◆ Given request: Lay out the records from the line containing "What elements are" through the line containing "error-bar-point[interactable] bbox=[1123, 244, 1134, 254]" as a numbered list, leaving out blank lines.

◆ Recorded information:

------------------------------------------------------------

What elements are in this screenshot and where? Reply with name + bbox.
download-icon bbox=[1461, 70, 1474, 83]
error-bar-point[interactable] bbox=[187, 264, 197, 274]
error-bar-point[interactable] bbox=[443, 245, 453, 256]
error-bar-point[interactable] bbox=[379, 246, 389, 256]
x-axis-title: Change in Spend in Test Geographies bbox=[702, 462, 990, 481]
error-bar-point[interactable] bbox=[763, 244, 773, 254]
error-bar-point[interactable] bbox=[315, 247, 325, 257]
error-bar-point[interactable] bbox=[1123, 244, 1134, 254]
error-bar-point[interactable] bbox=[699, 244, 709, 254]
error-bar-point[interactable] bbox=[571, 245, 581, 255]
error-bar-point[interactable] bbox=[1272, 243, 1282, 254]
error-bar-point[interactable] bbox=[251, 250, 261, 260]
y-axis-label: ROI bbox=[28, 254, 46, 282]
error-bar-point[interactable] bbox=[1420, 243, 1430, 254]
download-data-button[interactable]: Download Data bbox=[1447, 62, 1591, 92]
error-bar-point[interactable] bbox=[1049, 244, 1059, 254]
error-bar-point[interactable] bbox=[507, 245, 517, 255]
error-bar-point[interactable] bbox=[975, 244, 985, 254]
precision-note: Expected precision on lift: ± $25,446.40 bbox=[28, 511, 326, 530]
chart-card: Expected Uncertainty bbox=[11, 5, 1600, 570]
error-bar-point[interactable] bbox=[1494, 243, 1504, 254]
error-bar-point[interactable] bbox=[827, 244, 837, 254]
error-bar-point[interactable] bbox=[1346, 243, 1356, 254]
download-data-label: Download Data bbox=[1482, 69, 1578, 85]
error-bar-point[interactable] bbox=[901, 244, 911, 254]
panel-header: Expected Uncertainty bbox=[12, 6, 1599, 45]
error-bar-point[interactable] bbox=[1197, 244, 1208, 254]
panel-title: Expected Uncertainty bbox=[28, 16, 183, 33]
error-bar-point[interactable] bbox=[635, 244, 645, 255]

------------------------------------------------------------

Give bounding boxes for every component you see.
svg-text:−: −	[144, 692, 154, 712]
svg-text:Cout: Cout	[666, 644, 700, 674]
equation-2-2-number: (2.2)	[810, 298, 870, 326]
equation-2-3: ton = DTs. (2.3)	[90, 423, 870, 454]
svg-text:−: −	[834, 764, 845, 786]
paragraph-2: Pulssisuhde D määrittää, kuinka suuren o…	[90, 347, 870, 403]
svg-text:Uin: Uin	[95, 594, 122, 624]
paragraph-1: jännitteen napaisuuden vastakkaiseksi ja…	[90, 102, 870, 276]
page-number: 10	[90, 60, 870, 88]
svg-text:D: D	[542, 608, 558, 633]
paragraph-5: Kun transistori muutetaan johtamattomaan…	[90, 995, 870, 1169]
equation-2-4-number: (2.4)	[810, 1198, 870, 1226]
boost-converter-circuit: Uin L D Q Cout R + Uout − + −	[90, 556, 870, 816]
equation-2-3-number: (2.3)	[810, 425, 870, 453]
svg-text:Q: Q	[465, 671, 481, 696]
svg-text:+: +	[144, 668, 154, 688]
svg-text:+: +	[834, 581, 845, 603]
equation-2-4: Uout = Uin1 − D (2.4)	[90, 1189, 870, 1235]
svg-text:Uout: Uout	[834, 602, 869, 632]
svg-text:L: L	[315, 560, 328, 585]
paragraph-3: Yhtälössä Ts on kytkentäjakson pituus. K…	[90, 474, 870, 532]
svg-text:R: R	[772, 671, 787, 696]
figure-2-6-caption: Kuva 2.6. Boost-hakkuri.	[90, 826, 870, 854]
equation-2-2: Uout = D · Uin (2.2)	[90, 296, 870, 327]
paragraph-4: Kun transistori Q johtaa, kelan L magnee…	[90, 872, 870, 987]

------------------------------------------------------------

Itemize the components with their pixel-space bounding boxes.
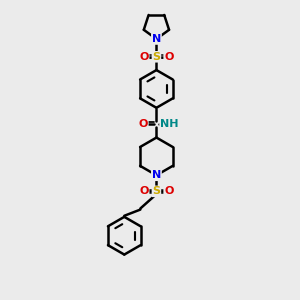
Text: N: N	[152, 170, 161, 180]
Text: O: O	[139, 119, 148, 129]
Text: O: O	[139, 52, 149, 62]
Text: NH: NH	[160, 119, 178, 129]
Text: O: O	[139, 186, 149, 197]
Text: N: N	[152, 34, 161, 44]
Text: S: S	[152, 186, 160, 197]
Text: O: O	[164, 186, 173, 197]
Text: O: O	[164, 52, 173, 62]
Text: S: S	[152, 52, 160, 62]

------------------------------------------------------------

◆ Written response:
1. What elements are in this screenshot and where? Reply with name + bbox.
2. download-icon bbox=[1461, 70, 1474, 83]
3. error-bar-point[interactable] bbox=[187, 264, 197, 274]
4. error-bar-point[interactable] bbox=[443, 245, 453, 256]
5. error-bar-point[interactable] bbox=[379, 246, 389, 256]
6. x-axis-title: Change in Spend in Test Geographies bbox=[702, 462, 990, 481]
7. error-bar-point[interactable] bbox=[763, 244, 773, 254]
8. error-bar-point[interactable] bbox=[315, 247, 325, 257]
9. error-bar-point[interactable] bbox=[1123, 244, 1134, 254]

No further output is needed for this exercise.